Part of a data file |
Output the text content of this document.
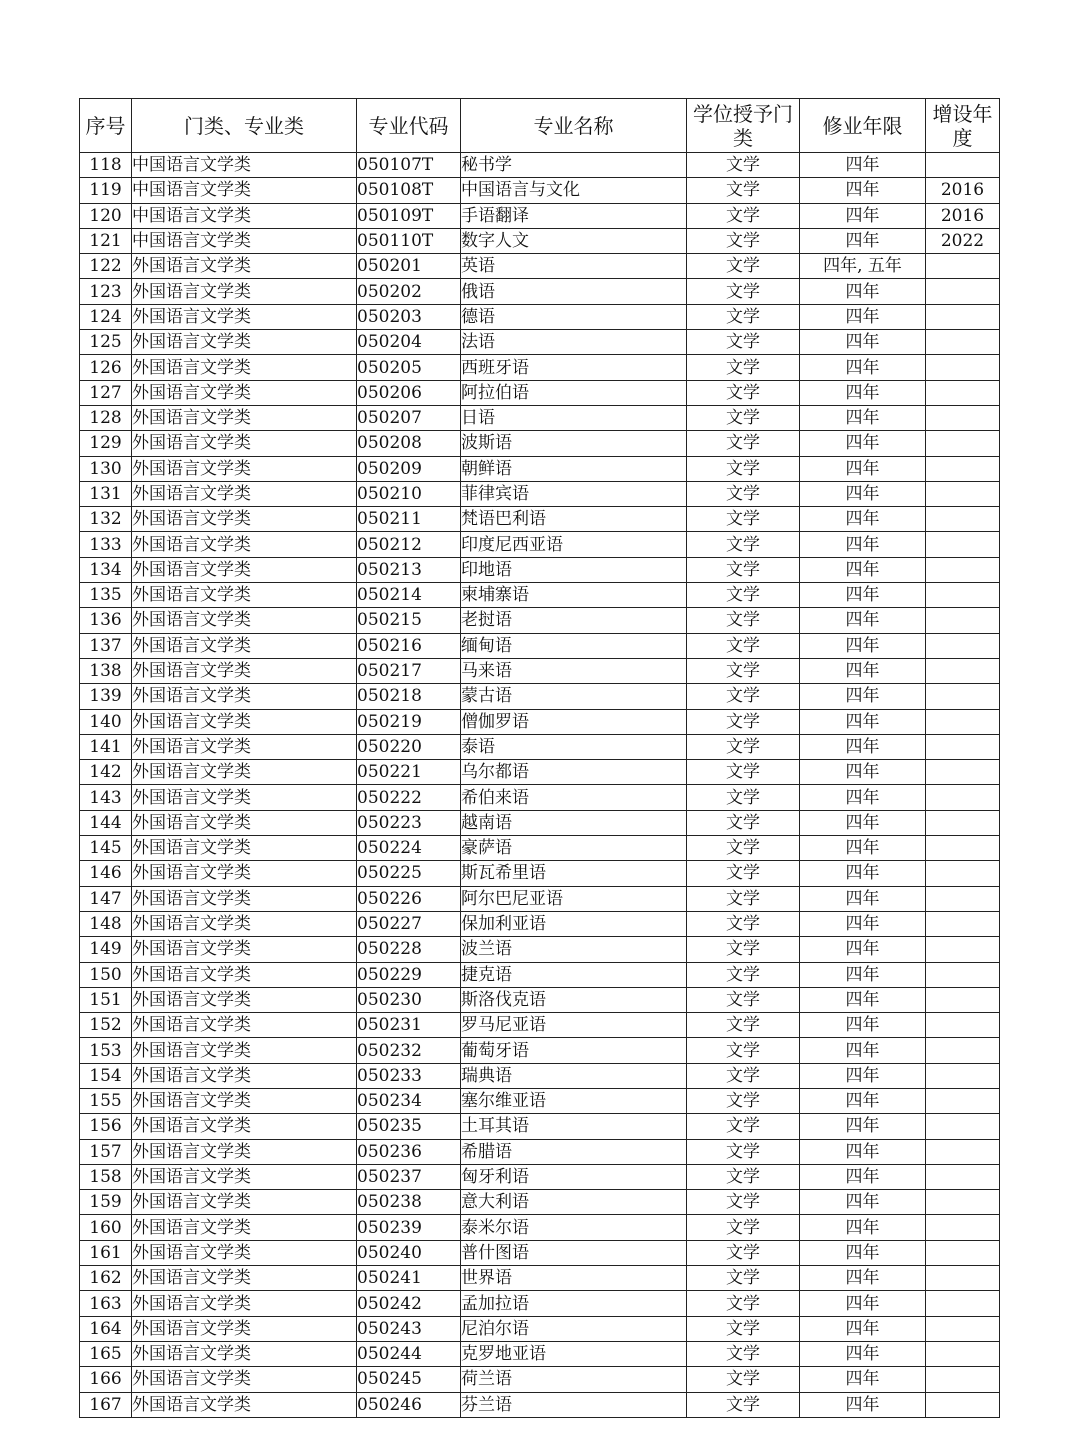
序号	门类、专业类	专业代码	专业名称	学位授予门类	修业年限	增设年度
118	中国语言文学类	050107T	秘书学	文学	四年	
119	中国语言文学类	050108T	中国语言与文化	文学	四年	2016
120	中国语言文学类	050109T	手语翻译	文学	四年	2016
121	中国语言文学类	050110T	数字人文	文学	四年	2022
122	外国语言文学类	050201	英语	文学	四年, 五年	
123	外国语言文学类	050202	俄语	文学	四年	
124	外国语言文学类	050203	德语	文学	四年	
125	外国语言文学类	050204	法语	文学	四年	
126	外国语言文学类	050205	西班牙语	文学	四年	
127	外国语言文学类	050206	阿拉伯语	文学	四年	
128	外国语言文学类	050207	日语	文学	四年	
129	外国语言文学类	050208	波斯语	文学	四年	
130	外国语言文学类	050209	朝鲜语	文学	四年	
131	外国语言文学类	050210	菲律宾语	文学	四年	
132	外国语言文学类	050211	梵语巴利语	文学	四年	
133	外国语言文学类	050212	印度尼西亚语	文学	四年	
134	外国语言文学类	050213	印地语	文学	四年	
135	外国语言文学类	050214	柬埔寨语	文学	四年	
136	外国语言文学类	050215	老挝语	文学	四年	
137	外国语言文学类	050216	缅甸语	文学	四年	
138	外国语言文学类	050217	马来语	文学	四年	
139	外国语言文学类	050218	蒙古语	文学	四年	
140	外国语言文学类	050219	僧伽罗语	文学	四年	
141	外国语言文学类	050220	泰语	文学	四年	
142	外国语言文学类	050221	乌尔都语	文学	四年	
143	外国语言文学类	050222	希伯来语	文学	四年	
144	外国语言文学类	050223	越南语	文学	四年	
145	外国语言文学类	050224	豪萨语	文学	四年	
146	外国语言文学类	050225	斯瓦希里语	文学	四年	
147	外国语言文学类	050226	阿尔巴尼亚语	文学	四年	
148	外国语言文学类	050227	保加利亚语	文学	四年	
149	外国语言文学类	050228	波兰语	文学	四年	
150	外国语言文学类	050229	捷克语	文学	四年	
151	外国语言文学类	050230	斯洛伐克语	文学	四年	
152	外国语言文学类	050231	罗马尼亚语	文学	四年	
153	外国语言文学类	050232	葡萄牙语	文学	四年	
154	外国语言文学类	050233	瑞典语	文学	四年	
155	外国语言文学类	050234	塞尔维亚语	文学	四年	
156	外国语言文学类	050235	土耳其语	文学	四年	
157	外国语言文学类	050236	希腊语	文学	四年	
158	外国语言文学类	050237	匈牙利语	文学	四年	
159	外国语言文学类	050238	意大利语	文学	四年	
160	外国语言文学类	050239	泰米尔语	文学	四年	
161	外国语言文学类	050240	普什图语	文学	四年	
162	外国语言文学类	050241	世界语	文学	四年	
163	外国语言文学类	050242	孟加拉语	文学	四年	
164	外国语言文学类	050243	尼泊尔语	文学	四年	
165	外国语言文学类	050244	克罗地亚语	文学	四年	
166	外国语言文学类	050245	荷兰语	文学	四年	
167	外国语言文学类	050246	芬兰语	文学	四年	
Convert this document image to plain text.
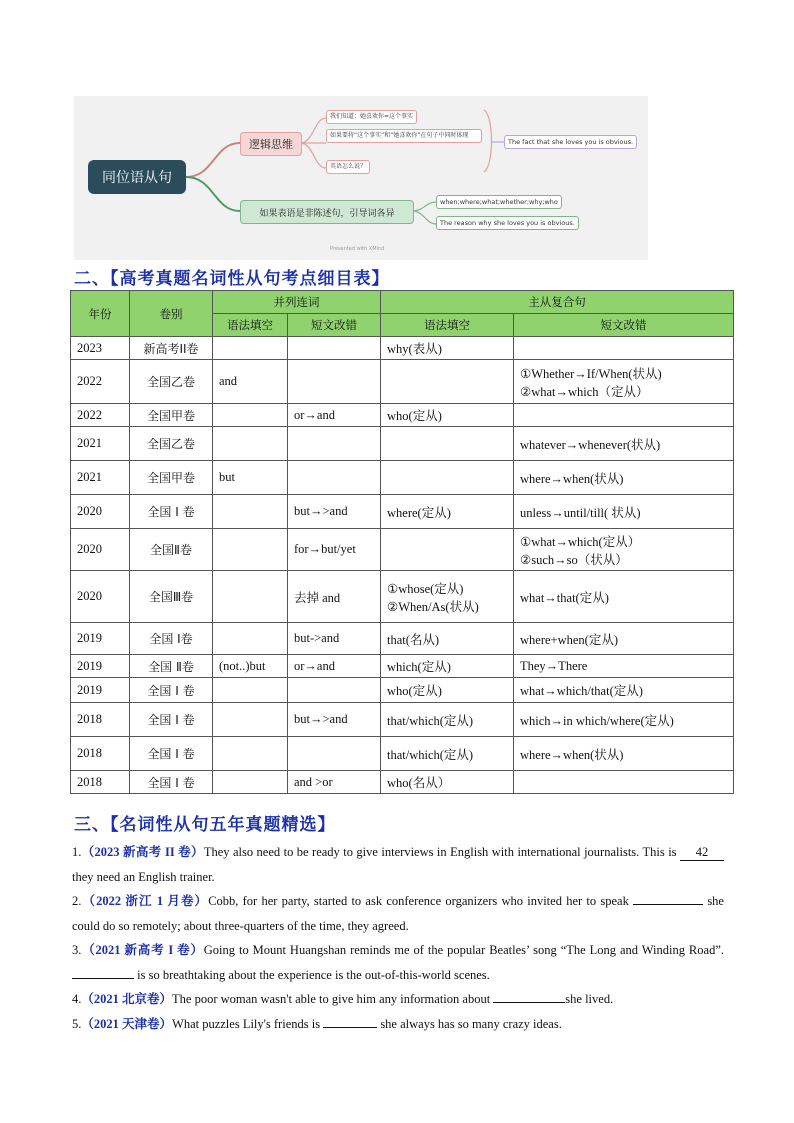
同位语从句
逻辑思维
我们知道：她喜欢你=这个事实
如果要将“这个事实”和“她喜欢你”在句子中同时体现
英语怎么说？
The fact that she loves you is obvious.
如果表语是非陈述句，引导词各异
when;where;what;whether;why;who
The reason why she loves you is obvious.
Presented with XMind
二、【高考真题名词性从句考点细目表】
年份	卷别	并列连词		主从复合句	
		语法填空	短文改错	语法填空	短文改错

2023	新高考II卷			why(表从)	

2022	全国乙卷	and			①Whether→If/When(状从)
②what→which（定从）

2022	全国甲卷		or→and	who(定从)	

2021	全国乙卷				whatever→whenever(状从)

2021	全国甲卷	but			where→when(状从)

2020	全国 I 卷		but→>and	where(定从)	unless→until/till( 状从)

2020	全国Ⅱ卷		for→but/yet		①what→which(定从）
②such→so（状从）

2020	全国Ⅲ卷		去掉 and	①whose(定从)
②When/As(状从)	what→that(定从)

2019	全国 I卷		but->and	that(名从)	where+when(定从)

2019	全国 Ⅱ卷	(not..)but	or→and	which(定从)	They→There

2019	全国 I 卷			who(定从)	what→which/that(定从)

2018	全国 I 卷		but→>and	that/which(定从)	which→in which/where(定从)

2018	全国 I 卷			that/which(定从)	where→when(状从)

2018	全国 I 卷		and >or	who(名从）	

三、【名词性从句五年真题精选】
1.（2023 新高考 II 卷）They also need to be ready to give interviews in English with international journalists. This is 42 they need an English trainer.
2.（2022 浙江 1 月卷）Cobb, for her party, started to ask conference organizers who invited her to speak	she could do so remotely; about three-quarters of the time, they agreed.
3.（2021 新高考 I 卷）Going to Mount Huangshan reminds me of the popular Beatles’ song “The Long and Winding Road”.  is so breathtaking about the experience is the out-of-this-world scenes.
4.（2021 北京卷）The poor woman wasn't able to give him any information about	she lived.
5.（2021 天津卷）What puzzles Lily's friends is	she always has so many crazy ideas.
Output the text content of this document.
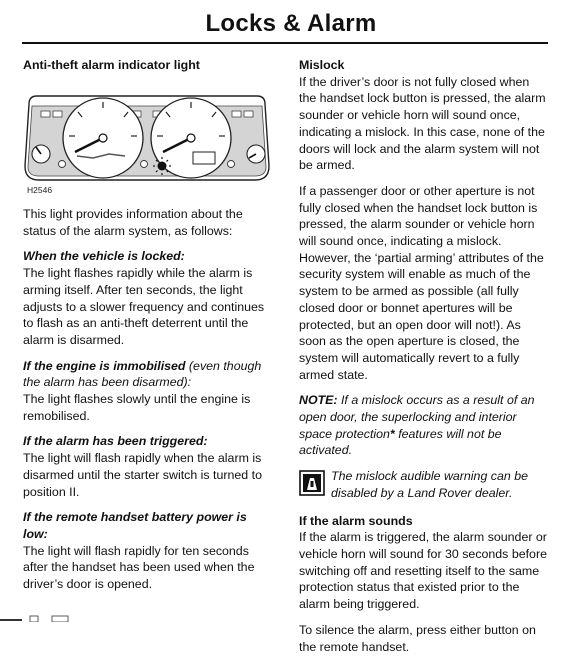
Locks & Alarm

Anti-theft alarm indicator light

H2546

This light provides information about the status of the alarm system, as follows:

When the vehicle is locked:

The light flashes rapidly while the alarm is arming itself. After ten seconds, the light adjusts to a slower frequency and continues to flash as an anti-theft deterrent until the alarm is disarmed.

If the engine is immobilised (even though the alarm has been disarmed):

The light flashes slowly until the engine is remobilised.

If the alarm has been triggered:

The light will flash rapidly when the alarm is disarmed until the starter switch is turned to position II.

If the remote handset battery power is low:

The light will flash rapidly for ten seconds after the handset has been used when the driver’s door is opened.

Mislock

If the driver’s door is not fully closed when the handset lock button is pressed, the alarm sounder or vehicle horn will sound once, indicating a mislock. In this case, none of the doors will lock and the alarm system will not be armed.

If a passenger door or other aperture is not fully closed when the handset lock button is pressed, the alarm sounder or vehicle horn will sound once, indicating a mislock. However, the ‘partial arming’ attributes of the security system will enable as much of the system to be armed as possible (all fully closed door or bonnet apertures will be protected, but an open door will not!). As soon as the open aperture is closed, the system will automatically revert to a fully armed state.

NOTE: If a mislock occurs as a result of an open door, the superlocking and interior space protection* features will not be activated.

The mislock audible warning can be disabled by a Land Rover dealer.

If the alarm sounds

If the alarm is triggered, the alarm sounder or vehicle horn will sound for 30 seconds before switching off and resetting itself to the same protection status that existed prior to the alarm being triggered.

To silence the alarm, press either button on the remote handset.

Task instructions | All lines of the data above that include the word "triggered" must be shown.

Finished answer |
If the alarm has been triggered:
If the alarm is triggered, the alarm sounder or vehicle horn will sound for 30 seconds before switching off and resetting itself to the same protection status that existed prior to the alarm being triggered.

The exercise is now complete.